Work required
Will you extract the entries word for word? Images should not appear in the copy.

Stored records

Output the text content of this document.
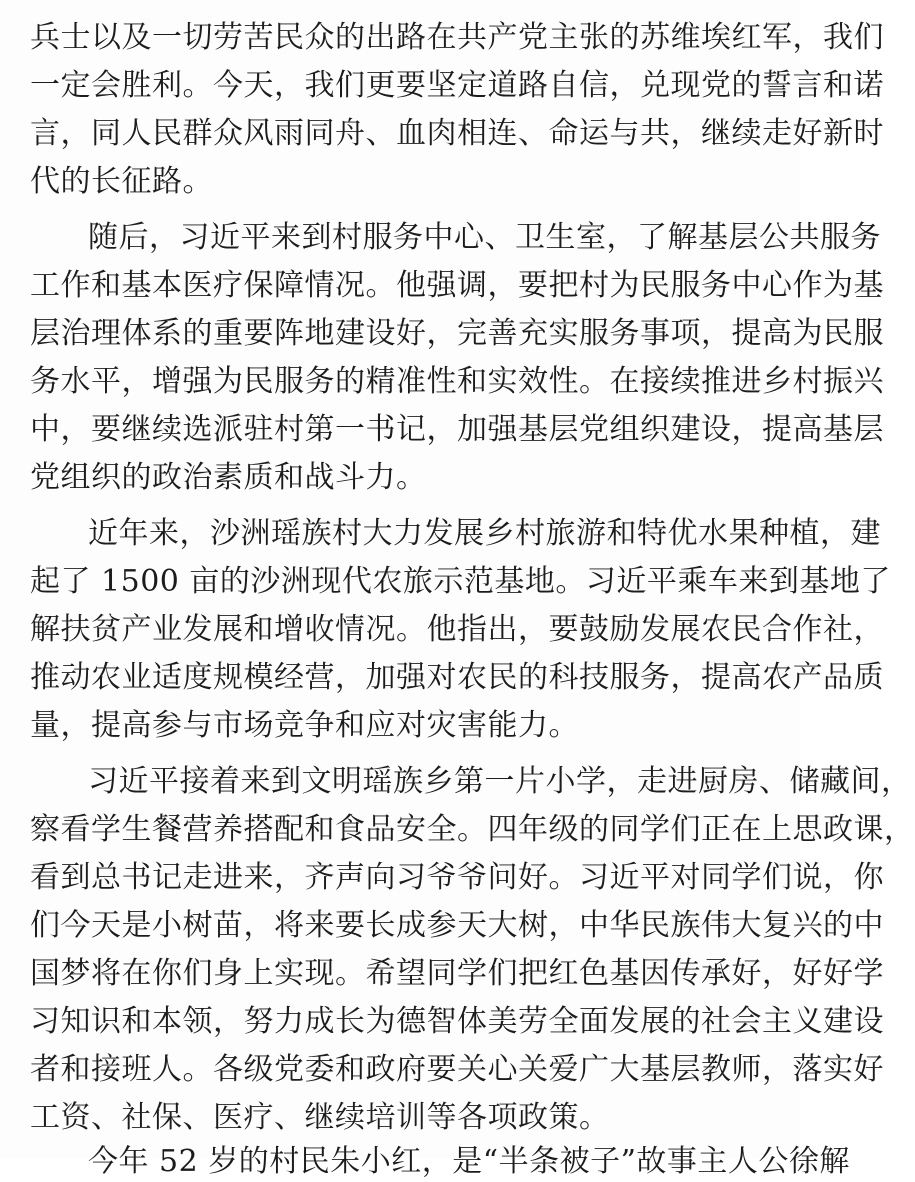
兵士以及一切劳苦民众的出路在共产党主张的苏维埃红军，我们
一定会胜利。今天，我们更要坚定道路自信，兑现党的誓言和诺
言，同人民群众风雨同舟、血肉相连、命运与共，继续走好新时
代的长征路。
随后，习近平来到村服务中心、卫生室，了解基层公共服务
工作和基本医疗保障情况。他强调，要把村为民服务中心作为基
层治理体系的重要阵地建设好，完善充实服务事项，提高为民服
务水平，增强为民服务的精准性和实效性。在接续推进乡村振兴
中，要继续选派驻村第一书记，加强基层党组织建设，提高基层
党组织的政治素质和战斗力。
近年来，沙洲瑶族村大力发展乡村旅游和特优水果种植，建
起了 1500 亩的沙洲现代农旅示范基地。习近平乘车来到基地了
解扶贫产业发展和增收情况。他指出，要鼓励发展农民合作社，
推动农业适度规模经营，加强对农民的科技服务，提高农产品质
量，提高参与市场竞争和应对灾害能力。
习近平接着来到文明瑶族乡第一片小学，走进厨房、储藏间，
察看学生餐营养搭配和食品安全。四年级的同学们正在上思政课，
看到总书记走进来，齐声向习爷爷问好。习近平对同学们说，你
们今天是小树苗，将来要长成参天大树，中华民族伟大复兴的中
国梦将在你们身上实现。希望同学们把红色基因传承好，好好学
习知识和本领，努力成长为德智体美劳全面发展的社会主义建设
者和接班人。各级党委和政府要关心关爱广大基层教师，落实好
工资、社保、医疗、继续培训等各项政策。
今年 52 岁的村民朱小红，是“半条被子”故事主人公徐解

Exercise answer
Output the text content of this document.
兵士以及一切劳苦民众的出路在共产党主张的苏维埃红军，我们
一定会胜利。今天，我们更要坚定道路自信，兑现党的誓言和诺
言，同人民群众风雨同舟、血肉相连、命运与共，继续走好新时
代的长征路。
随后，习近平来到村服务中心、卫生室，了解基层公共服务
工作和基本医疗保障情况。他强调，要把村为民服务中心作为基
层治理体系的重要阵地建设好，完善充实服务事项，提高为民服
务水平，增强为民服务的精准性和实效性。在接续推进乡村振兴
中，要继续选派驻村第一书记，加强基层党组织建设，提高基层
党组织的政治素质和战斗力。
近年来，沙洲瑶族村大力发展乡村旅游和特优水果种植，建
起了 1500 亩的沙洲现代农旅示范基地。习近平乘车来到基地了
解扶贫产业发展和增收情况。他指出，要鼓励发展农民合作社，
推动农业适度规模经营，加强对农民的科技服务，提高农产品质
量，提高参与市场竞争和应对灾害能力。
习近平接着来到文明瑶族乡第一片小学，走进厨房、储藏间，
察看学生餐营养搭配和食品安全。四年级的同学们正在上思政课，
看到总书记走进来，齐声向习爷爷问好。习近平对同学们说，你
们今天是小树苗，将来要长成参天大树，中华民族伟大复兴的中
国梦将在你们身上实现。希望同学们把红色基因传承好，好好学
习知识和本领，努力成长为德智体美劳全面发展的社会主义建设
者和接班人。各级党委和政府要关心关爱广大基层教师，落实好
工资、社保、医疗、继续培训等各项政策。
今年 52 岁的村民朱小红，是“半条被子”故事主人公徐解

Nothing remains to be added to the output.